[DATA FOR THIS EXERCISE]
-- BEGIN --
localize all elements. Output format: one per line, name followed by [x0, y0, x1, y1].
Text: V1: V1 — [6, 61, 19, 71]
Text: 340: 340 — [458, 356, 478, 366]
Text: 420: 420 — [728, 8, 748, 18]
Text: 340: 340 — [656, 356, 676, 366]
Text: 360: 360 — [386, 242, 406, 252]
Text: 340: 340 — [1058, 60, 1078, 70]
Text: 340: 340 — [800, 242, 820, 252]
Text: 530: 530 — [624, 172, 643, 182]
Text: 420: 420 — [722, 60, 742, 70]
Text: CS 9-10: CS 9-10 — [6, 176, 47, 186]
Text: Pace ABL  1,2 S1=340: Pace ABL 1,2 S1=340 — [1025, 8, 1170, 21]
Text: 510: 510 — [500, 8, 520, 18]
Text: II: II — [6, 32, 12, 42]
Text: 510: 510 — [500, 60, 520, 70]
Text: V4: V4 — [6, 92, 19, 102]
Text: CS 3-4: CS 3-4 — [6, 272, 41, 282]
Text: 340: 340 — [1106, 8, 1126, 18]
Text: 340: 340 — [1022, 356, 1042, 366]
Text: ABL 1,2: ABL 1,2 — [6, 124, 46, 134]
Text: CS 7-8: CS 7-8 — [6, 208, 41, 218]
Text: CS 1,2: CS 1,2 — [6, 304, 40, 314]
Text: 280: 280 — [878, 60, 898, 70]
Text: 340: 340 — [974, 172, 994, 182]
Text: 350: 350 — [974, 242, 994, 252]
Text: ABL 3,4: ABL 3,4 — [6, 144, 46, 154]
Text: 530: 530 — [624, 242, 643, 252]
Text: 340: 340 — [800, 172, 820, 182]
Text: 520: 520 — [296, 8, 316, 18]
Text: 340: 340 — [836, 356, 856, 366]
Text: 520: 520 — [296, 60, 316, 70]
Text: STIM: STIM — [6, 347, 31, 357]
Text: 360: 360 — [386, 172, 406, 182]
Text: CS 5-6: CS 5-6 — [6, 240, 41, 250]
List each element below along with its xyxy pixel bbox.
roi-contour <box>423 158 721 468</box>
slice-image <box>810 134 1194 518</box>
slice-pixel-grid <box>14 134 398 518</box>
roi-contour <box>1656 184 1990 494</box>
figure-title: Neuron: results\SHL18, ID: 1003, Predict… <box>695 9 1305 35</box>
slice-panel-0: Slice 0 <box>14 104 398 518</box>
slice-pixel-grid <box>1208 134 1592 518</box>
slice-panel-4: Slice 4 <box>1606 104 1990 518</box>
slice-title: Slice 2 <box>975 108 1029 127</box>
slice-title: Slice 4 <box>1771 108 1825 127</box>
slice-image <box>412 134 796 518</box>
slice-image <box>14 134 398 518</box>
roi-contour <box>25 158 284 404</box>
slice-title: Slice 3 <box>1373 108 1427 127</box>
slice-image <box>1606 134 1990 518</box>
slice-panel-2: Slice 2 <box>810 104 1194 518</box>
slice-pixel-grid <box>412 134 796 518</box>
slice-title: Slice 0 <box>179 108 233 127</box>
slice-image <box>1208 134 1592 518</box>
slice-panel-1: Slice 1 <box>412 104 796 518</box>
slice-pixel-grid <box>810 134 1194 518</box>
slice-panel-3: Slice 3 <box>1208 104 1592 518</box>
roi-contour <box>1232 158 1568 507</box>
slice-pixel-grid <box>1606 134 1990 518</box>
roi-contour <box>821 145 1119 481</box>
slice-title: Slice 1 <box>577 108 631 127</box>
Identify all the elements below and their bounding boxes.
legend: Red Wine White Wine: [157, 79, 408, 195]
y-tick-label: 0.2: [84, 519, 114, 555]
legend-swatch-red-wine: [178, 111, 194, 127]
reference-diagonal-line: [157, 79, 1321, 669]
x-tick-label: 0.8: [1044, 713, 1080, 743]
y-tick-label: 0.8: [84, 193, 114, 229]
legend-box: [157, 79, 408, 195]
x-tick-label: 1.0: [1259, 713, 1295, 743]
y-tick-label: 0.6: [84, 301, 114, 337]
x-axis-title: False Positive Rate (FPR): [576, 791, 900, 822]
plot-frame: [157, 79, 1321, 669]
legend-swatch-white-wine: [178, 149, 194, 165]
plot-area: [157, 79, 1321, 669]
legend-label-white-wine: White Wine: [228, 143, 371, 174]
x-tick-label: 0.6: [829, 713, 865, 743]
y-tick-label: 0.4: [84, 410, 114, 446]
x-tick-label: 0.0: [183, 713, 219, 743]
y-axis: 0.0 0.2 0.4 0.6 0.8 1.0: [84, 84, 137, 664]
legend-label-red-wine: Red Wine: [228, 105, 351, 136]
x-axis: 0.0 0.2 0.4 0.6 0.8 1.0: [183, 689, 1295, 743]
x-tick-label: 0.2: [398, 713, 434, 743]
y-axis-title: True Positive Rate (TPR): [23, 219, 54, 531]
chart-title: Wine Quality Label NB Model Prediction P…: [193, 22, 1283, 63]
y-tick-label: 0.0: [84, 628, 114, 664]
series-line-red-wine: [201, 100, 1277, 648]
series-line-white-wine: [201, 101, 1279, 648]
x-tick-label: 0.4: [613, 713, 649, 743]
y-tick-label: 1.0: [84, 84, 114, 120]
-- END --
[SHORT EXERCISE] Show each line of the data above that contains the string "series", copied in full.

[ANSWER TO THIS EXERCISE]
series-line-red-wine: [201, 100, 1277, 648]
series-line-white-wine: [201, 101, 1279, 648]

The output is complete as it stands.